* Your instructions
Every entry below must appear again, exactly as written.

(Collected data entries)
----------

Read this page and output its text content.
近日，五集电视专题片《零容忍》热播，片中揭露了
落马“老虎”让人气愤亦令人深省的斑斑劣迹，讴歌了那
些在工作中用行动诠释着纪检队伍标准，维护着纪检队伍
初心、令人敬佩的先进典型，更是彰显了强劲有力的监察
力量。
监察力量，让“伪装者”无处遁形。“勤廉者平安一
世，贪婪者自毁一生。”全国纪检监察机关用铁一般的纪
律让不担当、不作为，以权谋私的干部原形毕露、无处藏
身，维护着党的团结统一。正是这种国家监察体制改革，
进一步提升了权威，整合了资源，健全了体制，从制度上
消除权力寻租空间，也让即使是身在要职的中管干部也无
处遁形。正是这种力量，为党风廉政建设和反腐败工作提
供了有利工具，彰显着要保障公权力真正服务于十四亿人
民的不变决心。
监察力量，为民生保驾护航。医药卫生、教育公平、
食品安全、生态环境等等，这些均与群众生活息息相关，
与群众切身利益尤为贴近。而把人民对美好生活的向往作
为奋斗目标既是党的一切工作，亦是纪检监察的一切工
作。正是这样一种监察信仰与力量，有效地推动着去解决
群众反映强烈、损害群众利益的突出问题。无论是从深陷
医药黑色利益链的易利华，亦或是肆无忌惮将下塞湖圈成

----------

* Correct response
Read this page and output its text content.
近日，五集电视专题片《零容忍》热播，片中揭露了
落马“老虎”让人气愤亦令人深省的斑斑劣迹，讴歌了那
些在工作中用行动诠释着纪检队伍标准，维护着纪检队伍
初心、令人敬佩的先进典型，更是彰显了强劲有力的监察
力量。
监察力量，让“伪装者”无处遁形。“勤廉者平安一
世，贪婪者自毁一生。”全国纪检监察机关用铁一般的纪
律让不担当、不作为，以权谋私的干部原形毕露、无处藏
身，维护着党的团结统一。正是这种国家监察体制改革，
进一步提升了权威，整合了资源，健全了体制，从制度上
消除权力寻租空间，也让即使是身在要职的中管干部也无
处遁形。正是这种力量，为党风廉政建设和反腐败工作提
供了有利工具，彰显着要保障公权力真正服务于十四亿人
民的不变决心。
监察力量，为民生保驾护航。医药卫生、教育公平、
食品安全、生态环境等等，这些均与群众生活息息相关，
与群众切身利益尤为贴近。而把人民对美好生活的向往作
为奋斗目标既是党的一切工作，亦是纪检监察的一切工
作。正是这样一种监察信仰与力量，有效地推动着去解决
群众反映强烈、损害群众利益的突出问题。无论是从深陷
医药黑色利益链的易利华，亦或是肆无忌惮将下塞湖圈成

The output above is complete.